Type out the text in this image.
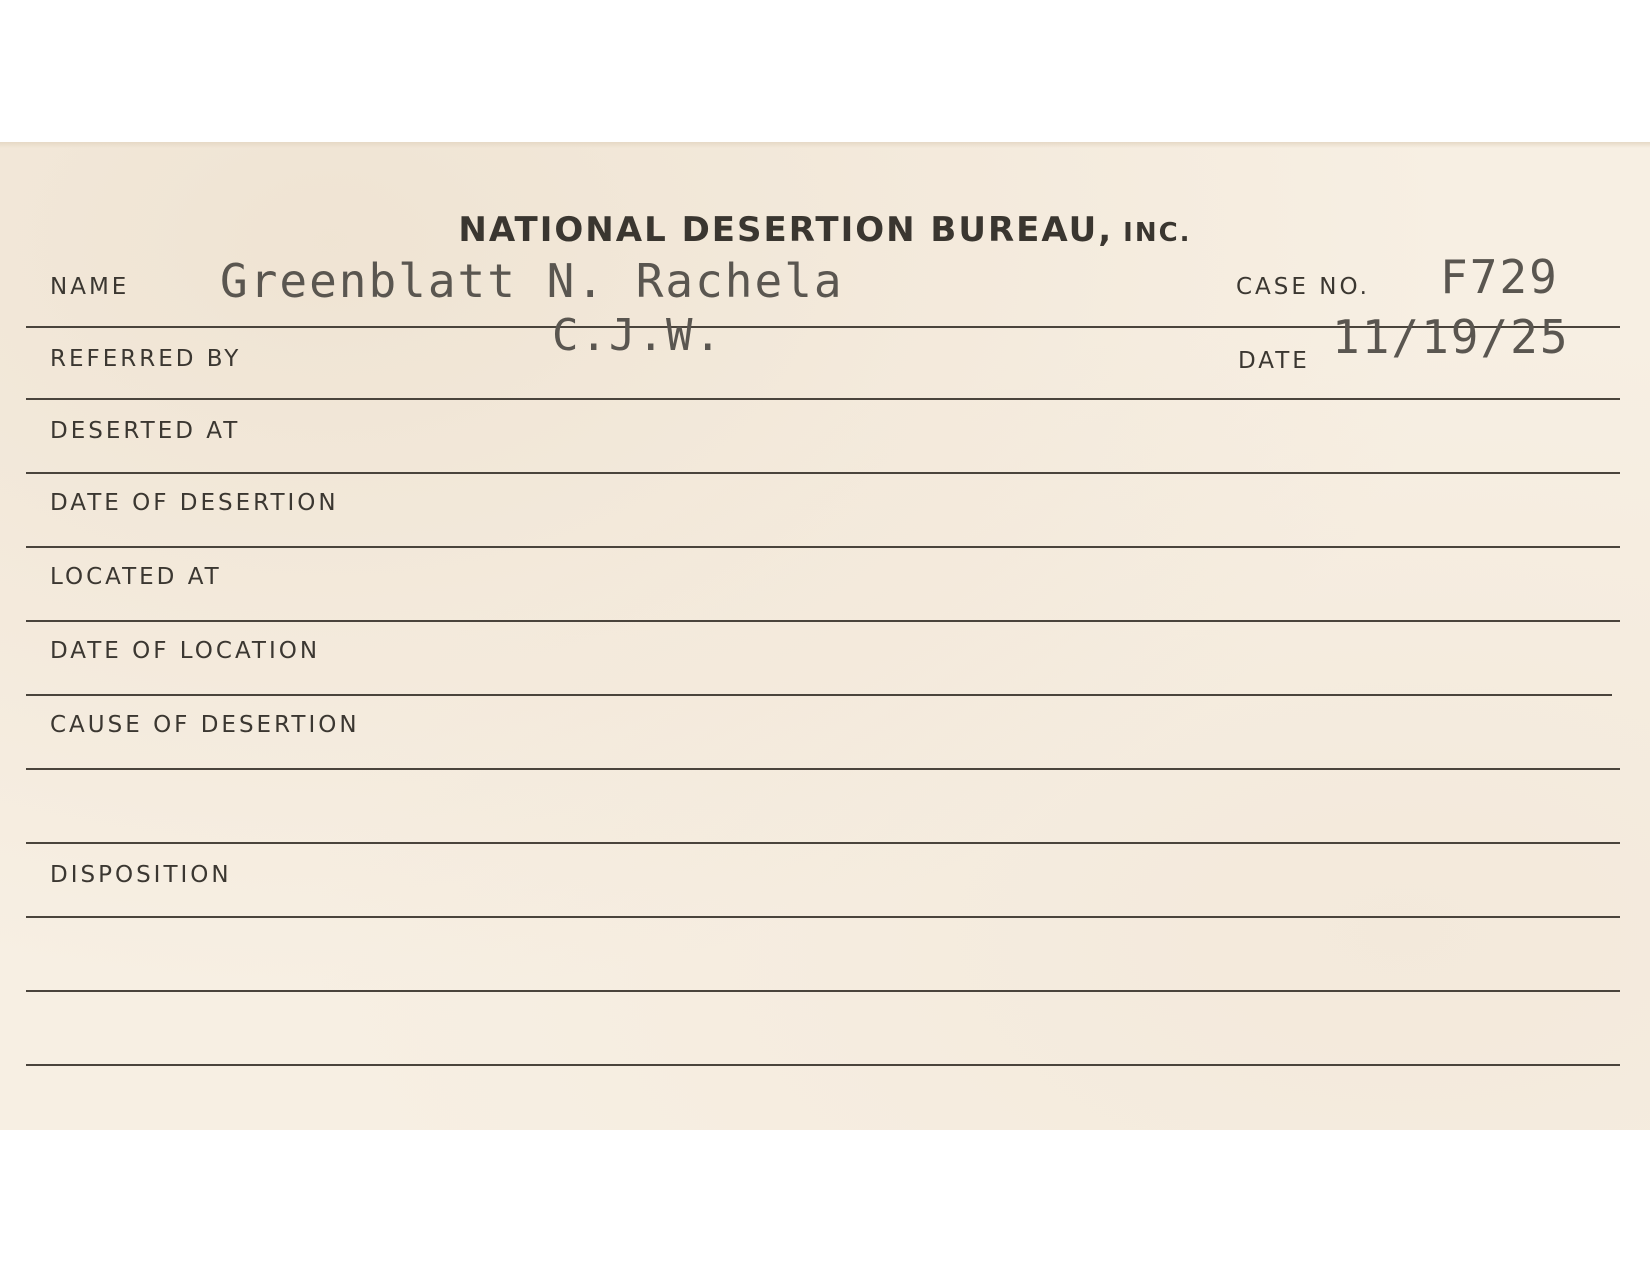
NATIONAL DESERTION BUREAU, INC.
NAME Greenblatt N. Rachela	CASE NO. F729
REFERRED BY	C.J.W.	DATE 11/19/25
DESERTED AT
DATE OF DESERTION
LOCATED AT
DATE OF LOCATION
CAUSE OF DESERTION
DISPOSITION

▬▬▬▬▬▬▬▬▬▬

Given request: Repeat the data exactly, without the pictures.

Exercise answer:
Type out the text in this image.
NATIONAL DESERTION BUREAU, INC.
NAME Greenblatt N. Rachela	CASE NO. F729
REFERRED BY	C.J.W.	DATE 11/19/25
DESERTED AT
DATE OF DESERTION
LOCATED AT
DATE OF LOCATION
CAUSE OF DESERTION
DISPOSITION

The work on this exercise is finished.